(Text section Opens)

IB Maths AI HL Modelling with Functions Paper 1 & 2 Growth, decay, half-life, cooling ~9 min read

Exponential Models

Exponential models — y = Aa^t or y = Ae^kt (sometimes with a constant added on) — describe quantities that change by a constant percentage per unit time: population growth, radioactive decay, half-lives, depreciation, cooling, and saturation.

📘 What you need to know

Growth/decay (base form): y = Aa^t; growth if a > 1, decay if 0 < a < 1.
Continuous form: y = Ae^kt; growth if k > 0, decay if k < 0.
Initial value: A = y(0). The exponential factor multiplies it as t increases.
Percent change: a = 1 + r for growth rate r; a = 1 − r for decay (depreciation).
Half-life form: M(t) = M₀(½)^t/T where T is the half-life.
Bounded models: y = Ae^−kt + c (cooling toward asymptote c) or y = L(1 − e^−kt) (saturation toward L).

The three modelling shapes

Three patterns cover almost every exponential application. Pure growth (population, compound interest, virus spread) uses Aa^t with a > 1 — the curve starts at A and climbs without bound. Pure decay (depreciation, radioactive isotope mass) uses the same form with 0 < a < 1 — the curve falls toward zero. Bounded models add a constant: cooling falls from a hot start toward room temperature (y → c), and saturation rises from zero up to a ceiling (y → L). The asymptote in each case carries physical meaning.

(Text section Closes)
(Supplied material Opens)

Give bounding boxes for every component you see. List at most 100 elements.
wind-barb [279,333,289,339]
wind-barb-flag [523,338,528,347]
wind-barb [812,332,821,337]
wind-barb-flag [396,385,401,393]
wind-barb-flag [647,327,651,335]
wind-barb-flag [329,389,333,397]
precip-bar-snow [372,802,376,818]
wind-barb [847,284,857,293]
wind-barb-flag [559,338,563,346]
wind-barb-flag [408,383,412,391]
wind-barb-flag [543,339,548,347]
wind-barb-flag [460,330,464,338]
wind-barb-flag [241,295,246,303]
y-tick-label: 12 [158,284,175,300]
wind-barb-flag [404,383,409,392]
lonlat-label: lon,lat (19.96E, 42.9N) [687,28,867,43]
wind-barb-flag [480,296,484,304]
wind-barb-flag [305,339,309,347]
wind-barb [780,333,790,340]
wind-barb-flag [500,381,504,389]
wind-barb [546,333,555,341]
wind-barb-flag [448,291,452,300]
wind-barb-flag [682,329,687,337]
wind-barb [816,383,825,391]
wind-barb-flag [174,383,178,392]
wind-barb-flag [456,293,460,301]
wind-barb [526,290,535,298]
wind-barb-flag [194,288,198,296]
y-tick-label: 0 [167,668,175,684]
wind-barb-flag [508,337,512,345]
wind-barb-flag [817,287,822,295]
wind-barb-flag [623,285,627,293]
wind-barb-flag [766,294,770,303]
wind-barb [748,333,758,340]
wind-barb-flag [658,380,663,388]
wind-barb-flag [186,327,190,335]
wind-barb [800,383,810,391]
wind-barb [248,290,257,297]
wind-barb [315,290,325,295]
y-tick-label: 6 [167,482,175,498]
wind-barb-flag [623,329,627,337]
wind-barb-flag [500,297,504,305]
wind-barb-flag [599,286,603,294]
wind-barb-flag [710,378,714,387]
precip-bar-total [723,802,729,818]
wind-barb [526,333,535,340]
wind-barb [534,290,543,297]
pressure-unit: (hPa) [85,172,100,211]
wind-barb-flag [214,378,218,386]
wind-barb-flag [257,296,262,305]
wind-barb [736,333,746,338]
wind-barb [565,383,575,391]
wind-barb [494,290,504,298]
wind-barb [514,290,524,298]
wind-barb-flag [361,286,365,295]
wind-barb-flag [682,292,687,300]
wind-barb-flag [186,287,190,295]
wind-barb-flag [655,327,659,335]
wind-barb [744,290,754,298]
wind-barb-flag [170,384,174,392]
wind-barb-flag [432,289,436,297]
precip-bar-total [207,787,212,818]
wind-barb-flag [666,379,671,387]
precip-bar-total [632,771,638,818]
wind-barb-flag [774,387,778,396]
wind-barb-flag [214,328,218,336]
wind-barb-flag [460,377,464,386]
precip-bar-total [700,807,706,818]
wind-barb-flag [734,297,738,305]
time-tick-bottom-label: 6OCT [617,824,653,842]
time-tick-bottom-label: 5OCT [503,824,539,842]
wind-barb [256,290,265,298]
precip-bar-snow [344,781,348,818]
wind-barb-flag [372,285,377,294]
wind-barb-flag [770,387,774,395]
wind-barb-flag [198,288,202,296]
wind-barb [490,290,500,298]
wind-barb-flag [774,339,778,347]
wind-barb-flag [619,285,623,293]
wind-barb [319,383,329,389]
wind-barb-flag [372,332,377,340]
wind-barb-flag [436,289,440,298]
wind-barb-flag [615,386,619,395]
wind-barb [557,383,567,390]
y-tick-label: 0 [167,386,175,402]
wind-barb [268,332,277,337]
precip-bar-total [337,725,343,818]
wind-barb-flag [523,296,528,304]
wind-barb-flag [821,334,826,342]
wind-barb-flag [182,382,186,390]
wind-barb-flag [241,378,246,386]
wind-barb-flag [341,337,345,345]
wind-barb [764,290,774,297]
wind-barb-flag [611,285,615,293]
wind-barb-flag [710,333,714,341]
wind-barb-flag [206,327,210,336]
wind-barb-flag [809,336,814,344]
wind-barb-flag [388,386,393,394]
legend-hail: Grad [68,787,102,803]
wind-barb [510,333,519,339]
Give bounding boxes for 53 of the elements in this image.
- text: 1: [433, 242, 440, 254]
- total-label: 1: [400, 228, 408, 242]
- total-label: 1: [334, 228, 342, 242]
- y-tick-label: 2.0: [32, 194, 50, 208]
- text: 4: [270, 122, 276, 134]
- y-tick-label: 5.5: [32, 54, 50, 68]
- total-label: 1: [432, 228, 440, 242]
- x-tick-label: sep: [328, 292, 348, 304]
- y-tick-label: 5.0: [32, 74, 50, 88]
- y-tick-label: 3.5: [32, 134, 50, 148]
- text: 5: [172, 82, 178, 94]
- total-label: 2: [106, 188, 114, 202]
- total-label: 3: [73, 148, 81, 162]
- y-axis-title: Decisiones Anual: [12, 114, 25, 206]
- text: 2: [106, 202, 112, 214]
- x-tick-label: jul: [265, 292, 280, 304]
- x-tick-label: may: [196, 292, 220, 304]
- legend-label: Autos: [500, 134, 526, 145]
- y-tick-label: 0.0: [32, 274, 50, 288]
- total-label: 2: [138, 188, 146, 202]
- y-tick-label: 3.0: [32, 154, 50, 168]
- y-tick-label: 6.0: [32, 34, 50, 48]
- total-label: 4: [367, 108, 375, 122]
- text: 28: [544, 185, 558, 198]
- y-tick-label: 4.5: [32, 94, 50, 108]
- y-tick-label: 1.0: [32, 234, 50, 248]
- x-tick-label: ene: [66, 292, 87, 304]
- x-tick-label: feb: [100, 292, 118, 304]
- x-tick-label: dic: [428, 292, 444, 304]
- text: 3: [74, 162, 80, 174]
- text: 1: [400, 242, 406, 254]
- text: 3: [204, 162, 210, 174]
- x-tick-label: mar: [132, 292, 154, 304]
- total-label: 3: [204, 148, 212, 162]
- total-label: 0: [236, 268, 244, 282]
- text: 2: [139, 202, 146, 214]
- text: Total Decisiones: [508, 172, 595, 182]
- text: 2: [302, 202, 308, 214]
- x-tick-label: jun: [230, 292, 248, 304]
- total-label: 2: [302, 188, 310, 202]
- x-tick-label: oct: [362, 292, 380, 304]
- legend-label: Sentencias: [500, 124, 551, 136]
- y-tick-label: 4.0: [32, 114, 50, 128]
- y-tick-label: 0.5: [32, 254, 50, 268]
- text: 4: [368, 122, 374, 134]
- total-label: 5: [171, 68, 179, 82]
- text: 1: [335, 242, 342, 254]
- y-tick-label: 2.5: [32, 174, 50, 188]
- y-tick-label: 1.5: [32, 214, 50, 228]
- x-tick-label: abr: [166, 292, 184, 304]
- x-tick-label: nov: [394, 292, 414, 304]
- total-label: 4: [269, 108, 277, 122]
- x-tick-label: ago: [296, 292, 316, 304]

(Supplied material Closes)

• _Using the information_:
A. List every quantity that the opening sentence of the exponential models text says these models describe.
B. Carry the exponential models text forward from its last sentence.

• _Exercise answers_:
A. Population growth, radioactive decay, half-lives, depreciation, cooling, and saturation.

B.
Building a model from data

Two common setups. Given the initial value and a rate (“$24,000, depreciating 12% per year”), write V(t) = 24000(0.88)^t directly — the base is 1 − 0.12. Given two data points (t₁, y₁) and (t₂, y₂), divide one equation by the other to eliminate A and solve for the base or growth constant, then back-substitute for A. For continuous form Ae^kt, the divide trick gives e^kΔt = y₂/y₁, and k = ln(y₂/y₁)/Δt.

Pure growth runs away to infinity; bounded models tend toward an asymptote that carries physical meaning (room temperature, market saturation).

Exponential model at a glance y = Aa^t or y = Ae^kt half-life form M = M₀(½)^t/T · cooling y = Ae^−kt + c · saturation y = L(1 − e^−kt)

Solving for time: logs or GDC

“When does the population reach …?” and “How long until the coffee is …?” are solve-for-t problems. Isolate the exponential first, then take a logarithm: ln on both sides for an e-form, or log₁₀/log on both sides for an a^t form. Equivalently, type both sides into the GDC and use the intersect feature. Always check that your answer is positive (negative time is nonsensical) and inside the model’s domain.

Log shortcut: for Aa^t = B, taking logs gives t = log(B/A) / log(a). Any base works as long as you use the same base on top and bottom.

🧭 Recipe — exponential modelling

Identify the model type: growth, decay, half-life, cooling, or saturation.
Write the form: Aa^t, Ae^kt, plus a constant if the model has an asymptote.
Use the given data to find the parameters: initial value → A; rate or 2nd point → a or k.
Check the model by substituting back into the data points.
Apply: predict by substituting t; find time by isolating the exponential and using logs (or GDC intersect).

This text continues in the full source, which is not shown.